--- PROBLEM DETAILS ---
Set down the full listing exactly, character for character.
____ GIVEN DATA
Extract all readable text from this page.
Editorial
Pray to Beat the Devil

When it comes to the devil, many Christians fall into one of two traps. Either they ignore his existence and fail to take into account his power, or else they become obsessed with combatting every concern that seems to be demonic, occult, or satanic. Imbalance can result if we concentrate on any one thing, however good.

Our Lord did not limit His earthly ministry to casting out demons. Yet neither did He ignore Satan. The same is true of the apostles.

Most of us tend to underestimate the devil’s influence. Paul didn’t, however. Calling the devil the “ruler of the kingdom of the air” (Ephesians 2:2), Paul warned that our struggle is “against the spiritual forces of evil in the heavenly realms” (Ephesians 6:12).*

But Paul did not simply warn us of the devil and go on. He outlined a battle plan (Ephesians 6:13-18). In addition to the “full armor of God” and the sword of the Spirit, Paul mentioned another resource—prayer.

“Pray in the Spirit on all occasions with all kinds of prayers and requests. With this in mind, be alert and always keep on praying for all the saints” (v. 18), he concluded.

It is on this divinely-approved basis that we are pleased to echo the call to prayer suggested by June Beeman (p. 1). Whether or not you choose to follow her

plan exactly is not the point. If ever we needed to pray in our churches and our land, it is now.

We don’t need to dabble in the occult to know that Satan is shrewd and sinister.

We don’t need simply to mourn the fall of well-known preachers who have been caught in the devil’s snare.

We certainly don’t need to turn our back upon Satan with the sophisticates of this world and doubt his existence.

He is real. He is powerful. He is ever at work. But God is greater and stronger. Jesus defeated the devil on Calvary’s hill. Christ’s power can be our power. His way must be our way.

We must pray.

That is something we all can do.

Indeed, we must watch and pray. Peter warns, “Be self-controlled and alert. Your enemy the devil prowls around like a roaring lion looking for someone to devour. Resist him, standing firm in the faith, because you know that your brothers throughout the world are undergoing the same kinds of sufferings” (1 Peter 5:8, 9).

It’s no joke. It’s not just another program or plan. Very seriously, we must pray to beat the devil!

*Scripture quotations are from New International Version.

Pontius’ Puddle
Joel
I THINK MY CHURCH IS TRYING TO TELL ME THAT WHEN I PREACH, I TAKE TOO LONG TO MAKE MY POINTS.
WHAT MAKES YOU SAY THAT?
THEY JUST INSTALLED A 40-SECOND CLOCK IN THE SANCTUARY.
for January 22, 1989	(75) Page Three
________
--- EXERCISE SOLUTION ---
Extract all readable text from this page.
Editorial
Pray to Beat the Devil

When it comes to the devil, many Christians fall into one of two traps. Either they ignore his existence and fail to take into account his power, or else they become obsessed with combatting every concern that seems to be demonic, occult, or satanic. Imbalance can result if we concentrate on any one thing, however good.

Our Lord did not limit His earthly ministry to casting out demons. Yet neither did He ignore Satan. The same is true of the apostles.

Most of us tend to underestimate the devil’s influence. Paul didn’t, however. Calling the devil the “ruler of the kingdom of the air” (Ephesians 2:2), Paul warned that our struggle is “against the spiritual forces of evil in the heavenly realms” (Ephesians 6:12).*

But Paul did not simply warn us of the devil and go on. He outlined a battle plan (Ephesians 6:13-18). In addition to the “full armor of God” and the sword of the Spirit, Paul mentioned another resource—prayer.

“Pray in the Spirit on all occasions with all kinds of prayers and requests. With this in mind, be alert and always keep on praying for all the saints” (v. 18), he concluded.

It is on this divinely-approved basis that we are pleased to echo the call to prayer suggested by June Beeman (p. 1). Whether or not you choose to follow her

plan exactly is not the point. If ever we needed to pray in our churches and our land, it is now.

We don’t need to dabble in the occult to know that Satan is shrewd and sinister.

We don’t need simply to mourn the fall of well-known preachers who have been caught in the devil’s snare.

We certainly don’t need to turn our back upon Satan with the sophisticates of this world and doubt his existence.

He is real. He is powerful. He is ever at work. But God is greater and stronger. Jesus defeated the devil on Calvary’s hill. Christ’s power can be our power. His way must be our way.

We must pray.

That is something we all can do.

Indeed, we must watch and pray. Peter warns, “Be self-controlled and alert. Your enemy the devil prowls around like a roaring lion looking for someone to devour. Resist him, standing firm in the faith, because you know that your brothers throughout the world are undergoing the same kinds of sufferings” (1 Peter 5:8, 9).

It’s no joke. It’s not just another program or plan. Very seriously, we must pray to beat the devil!

*Scripture quotations are from New International Version.

Pontius’ Puddle
Joel
I THINK MY CHURCH IS TRYING TO TELL ME THAT WHEN I PREACH, I TAKE TOO LONG TO MAKE MY POINTS.
WHAT MAKES YOU SAY THAT?
THEY JUST INSTALLED A 40-SECOND CLOCK IN THE SANCTUARY.
for January 22, 1989	(75) Page Three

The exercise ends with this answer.